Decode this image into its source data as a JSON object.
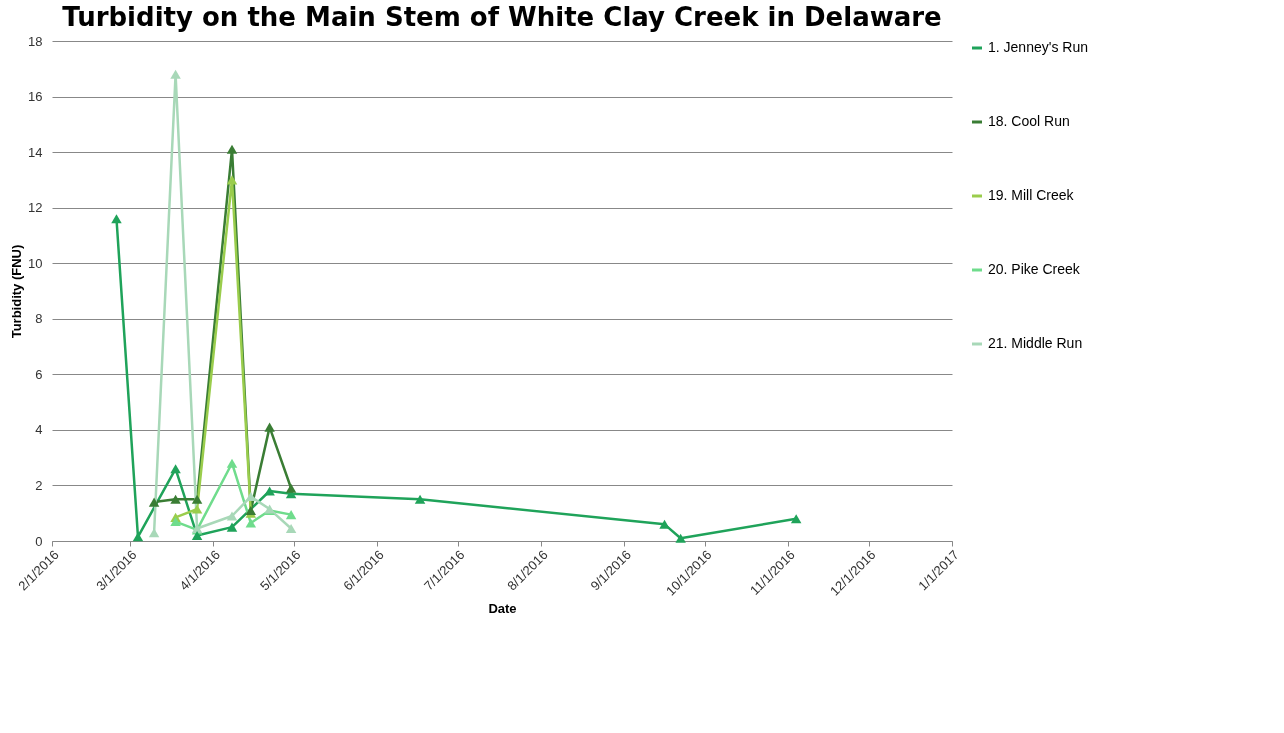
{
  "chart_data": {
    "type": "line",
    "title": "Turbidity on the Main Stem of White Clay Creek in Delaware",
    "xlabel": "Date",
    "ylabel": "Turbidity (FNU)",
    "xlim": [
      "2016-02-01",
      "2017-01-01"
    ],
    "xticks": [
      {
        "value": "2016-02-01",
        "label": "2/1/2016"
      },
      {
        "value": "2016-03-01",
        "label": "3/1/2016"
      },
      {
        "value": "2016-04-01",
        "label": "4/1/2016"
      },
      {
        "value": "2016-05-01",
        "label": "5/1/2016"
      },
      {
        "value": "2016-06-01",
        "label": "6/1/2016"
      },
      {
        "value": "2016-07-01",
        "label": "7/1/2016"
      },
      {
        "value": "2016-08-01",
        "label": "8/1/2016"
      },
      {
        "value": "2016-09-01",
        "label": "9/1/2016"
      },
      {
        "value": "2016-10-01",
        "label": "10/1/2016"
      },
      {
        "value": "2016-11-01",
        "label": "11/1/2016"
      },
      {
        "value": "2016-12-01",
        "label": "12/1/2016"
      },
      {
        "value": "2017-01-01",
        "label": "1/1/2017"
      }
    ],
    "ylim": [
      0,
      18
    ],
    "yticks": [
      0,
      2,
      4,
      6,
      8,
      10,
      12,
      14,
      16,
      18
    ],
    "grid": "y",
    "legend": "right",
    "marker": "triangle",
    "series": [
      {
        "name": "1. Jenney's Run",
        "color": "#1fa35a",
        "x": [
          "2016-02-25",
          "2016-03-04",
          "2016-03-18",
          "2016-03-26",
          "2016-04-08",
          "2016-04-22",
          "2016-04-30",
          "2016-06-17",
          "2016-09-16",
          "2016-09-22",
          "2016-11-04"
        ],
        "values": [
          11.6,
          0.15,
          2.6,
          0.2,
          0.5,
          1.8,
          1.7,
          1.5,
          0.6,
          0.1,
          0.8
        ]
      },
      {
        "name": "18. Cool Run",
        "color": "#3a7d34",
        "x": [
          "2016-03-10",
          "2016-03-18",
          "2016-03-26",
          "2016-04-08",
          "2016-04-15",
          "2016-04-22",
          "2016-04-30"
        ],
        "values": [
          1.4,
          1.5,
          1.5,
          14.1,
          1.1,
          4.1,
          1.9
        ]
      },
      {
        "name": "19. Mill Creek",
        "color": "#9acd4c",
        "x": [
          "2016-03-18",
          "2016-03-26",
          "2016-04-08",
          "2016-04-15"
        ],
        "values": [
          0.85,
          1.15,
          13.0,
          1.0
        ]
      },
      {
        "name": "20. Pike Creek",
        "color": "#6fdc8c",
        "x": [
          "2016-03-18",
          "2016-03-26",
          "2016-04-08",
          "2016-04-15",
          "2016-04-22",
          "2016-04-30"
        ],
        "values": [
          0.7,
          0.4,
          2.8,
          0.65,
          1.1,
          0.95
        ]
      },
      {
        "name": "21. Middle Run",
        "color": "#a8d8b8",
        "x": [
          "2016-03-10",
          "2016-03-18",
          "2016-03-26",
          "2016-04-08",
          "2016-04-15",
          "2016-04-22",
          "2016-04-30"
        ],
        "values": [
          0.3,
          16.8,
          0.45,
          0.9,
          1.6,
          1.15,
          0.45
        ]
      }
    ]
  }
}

:::

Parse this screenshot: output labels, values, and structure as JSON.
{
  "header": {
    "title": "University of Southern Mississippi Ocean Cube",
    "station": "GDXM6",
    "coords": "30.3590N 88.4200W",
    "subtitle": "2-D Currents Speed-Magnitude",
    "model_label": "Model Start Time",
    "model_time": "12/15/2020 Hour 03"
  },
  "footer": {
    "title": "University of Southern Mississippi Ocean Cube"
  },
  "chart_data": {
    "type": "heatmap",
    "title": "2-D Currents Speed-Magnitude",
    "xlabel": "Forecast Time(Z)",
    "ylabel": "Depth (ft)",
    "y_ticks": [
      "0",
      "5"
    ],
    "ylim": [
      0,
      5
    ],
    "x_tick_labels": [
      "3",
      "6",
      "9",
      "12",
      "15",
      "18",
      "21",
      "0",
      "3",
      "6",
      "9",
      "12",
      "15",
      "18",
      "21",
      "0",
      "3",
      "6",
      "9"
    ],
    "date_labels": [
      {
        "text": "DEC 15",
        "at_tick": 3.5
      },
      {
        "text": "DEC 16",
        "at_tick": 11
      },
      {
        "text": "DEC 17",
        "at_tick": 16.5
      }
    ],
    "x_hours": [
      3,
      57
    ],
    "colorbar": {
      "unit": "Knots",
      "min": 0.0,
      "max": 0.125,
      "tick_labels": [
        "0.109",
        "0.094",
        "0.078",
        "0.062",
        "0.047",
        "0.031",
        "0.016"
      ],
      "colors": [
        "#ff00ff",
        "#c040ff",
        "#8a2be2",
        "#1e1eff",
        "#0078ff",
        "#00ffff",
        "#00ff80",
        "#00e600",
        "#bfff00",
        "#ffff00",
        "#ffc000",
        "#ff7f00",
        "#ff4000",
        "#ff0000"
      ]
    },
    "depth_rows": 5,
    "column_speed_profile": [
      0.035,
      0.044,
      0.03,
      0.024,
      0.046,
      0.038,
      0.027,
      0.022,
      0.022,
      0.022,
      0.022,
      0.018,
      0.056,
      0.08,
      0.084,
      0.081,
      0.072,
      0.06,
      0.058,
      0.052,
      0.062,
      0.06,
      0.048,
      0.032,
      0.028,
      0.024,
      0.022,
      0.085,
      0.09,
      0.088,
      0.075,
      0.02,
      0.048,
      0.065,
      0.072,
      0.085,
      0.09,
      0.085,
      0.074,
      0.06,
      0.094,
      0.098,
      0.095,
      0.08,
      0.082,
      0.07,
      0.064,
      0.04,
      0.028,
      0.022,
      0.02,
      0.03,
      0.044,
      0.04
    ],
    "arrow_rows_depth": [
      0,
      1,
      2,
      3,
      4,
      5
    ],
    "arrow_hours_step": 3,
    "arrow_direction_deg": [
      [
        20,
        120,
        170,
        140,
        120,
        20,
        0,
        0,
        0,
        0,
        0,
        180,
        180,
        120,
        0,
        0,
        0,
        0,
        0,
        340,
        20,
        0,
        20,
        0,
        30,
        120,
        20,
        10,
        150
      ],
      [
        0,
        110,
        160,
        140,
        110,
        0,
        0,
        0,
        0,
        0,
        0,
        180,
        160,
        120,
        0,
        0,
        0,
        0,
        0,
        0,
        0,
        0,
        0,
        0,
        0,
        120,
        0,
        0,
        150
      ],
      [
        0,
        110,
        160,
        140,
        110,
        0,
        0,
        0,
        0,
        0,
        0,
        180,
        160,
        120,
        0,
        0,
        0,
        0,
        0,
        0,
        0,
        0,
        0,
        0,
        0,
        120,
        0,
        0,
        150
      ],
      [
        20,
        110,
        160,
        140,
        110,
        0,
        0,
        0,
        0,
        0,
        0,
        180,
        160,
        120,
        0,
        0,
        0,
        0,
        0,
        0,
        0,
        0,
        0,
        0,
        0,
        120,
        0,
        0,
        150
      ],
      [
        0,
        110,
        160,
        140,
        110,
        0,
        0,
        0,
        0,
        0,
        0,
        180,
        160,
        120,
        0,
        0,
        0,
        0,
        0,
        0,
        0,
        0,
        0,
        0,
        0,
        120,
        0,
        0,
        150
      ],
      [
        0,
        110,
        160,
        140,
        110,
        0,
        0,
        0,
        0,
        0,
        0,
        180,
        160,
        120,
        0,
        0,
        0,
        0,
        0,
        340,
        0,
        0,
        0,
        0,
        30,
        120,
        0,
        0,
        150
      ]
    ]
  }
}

:::

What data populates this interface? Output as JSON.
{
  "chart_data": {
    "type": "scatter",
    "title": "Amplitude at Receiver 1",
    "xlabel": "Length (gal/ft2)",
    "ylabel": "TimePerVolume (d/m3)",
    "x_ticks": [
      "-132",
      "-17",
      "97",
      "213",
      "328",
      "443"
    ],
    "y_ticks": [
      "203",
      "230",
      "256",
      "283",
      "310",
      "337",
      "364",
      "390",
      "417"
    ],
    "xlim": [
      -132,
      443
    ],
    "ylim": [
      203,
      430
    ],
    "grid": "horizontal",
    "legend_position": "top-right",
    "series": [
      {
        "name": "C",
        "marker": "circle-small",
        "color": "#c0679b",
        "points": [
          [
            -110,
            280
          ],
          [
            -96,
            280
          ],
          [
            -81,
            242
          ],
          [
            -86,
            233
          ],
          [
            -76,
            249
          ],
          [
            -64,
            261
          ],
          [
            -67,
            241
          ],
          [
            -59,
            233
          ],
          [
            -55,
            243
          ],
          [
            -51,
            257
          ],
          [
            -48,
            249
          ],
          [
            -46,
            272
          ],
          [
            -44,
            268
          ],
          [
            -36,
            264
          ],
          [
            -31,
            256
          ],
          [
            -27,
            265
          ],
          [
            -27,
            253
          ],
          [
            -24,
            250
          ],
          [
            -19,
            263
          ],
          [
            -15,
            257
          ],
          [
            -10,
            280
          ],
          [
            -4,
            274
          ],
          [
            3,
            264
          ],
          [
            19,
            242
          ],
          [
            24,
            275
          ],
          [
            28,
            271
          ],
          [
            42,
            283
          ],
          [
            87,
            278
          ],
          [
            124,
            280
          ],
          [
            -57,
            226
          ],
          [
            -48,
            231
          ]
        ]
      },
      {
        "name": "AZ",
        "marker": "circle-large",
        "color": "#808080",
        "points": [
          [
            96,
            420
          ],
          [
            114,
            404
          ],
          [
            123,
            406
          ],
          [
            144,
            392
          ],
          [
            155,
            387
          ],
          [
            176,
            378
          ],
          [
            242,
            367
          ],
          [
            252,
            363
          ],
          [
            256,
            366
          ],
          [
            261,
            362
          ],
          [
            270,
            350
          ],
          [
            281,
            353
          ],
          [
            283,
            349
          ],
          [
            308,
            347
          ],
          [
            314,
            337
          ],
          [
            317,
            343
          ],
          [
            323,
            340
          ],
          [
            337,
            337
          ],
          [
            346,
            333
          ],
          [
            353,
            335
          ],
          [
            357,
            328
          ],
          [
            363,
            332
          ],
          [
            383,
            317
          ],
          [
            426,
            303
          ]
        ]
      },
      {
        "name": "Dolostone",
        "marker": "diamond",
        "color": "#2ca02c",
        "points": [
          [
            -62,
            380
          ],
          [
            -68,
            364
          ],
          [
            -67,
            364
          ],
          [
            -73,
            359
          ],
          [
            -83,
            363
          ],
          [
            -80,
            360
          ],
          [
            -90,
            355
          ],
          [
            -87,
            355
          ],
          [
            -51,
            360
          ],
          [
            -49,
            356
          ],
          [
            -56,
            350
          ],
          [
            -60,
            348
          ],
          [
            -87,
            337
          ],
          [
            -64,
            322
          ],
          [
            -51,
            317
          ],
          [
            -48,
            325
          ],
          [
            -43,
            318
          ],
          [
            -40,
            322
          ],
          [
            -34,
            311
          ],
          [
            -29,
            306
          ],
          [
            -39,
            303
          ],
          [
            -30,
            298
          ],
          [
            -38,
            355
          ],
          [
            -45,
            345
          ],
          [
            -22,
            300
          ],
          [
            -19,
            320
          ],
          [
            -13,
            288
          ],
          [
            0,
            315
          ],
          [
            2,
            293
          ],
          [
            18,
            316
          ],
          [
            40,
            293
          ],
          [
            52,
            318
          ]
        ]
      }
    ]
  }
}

:::

Short problem
Report the number of lines containing the string "University" and add nothing to it.

Exercise solution
2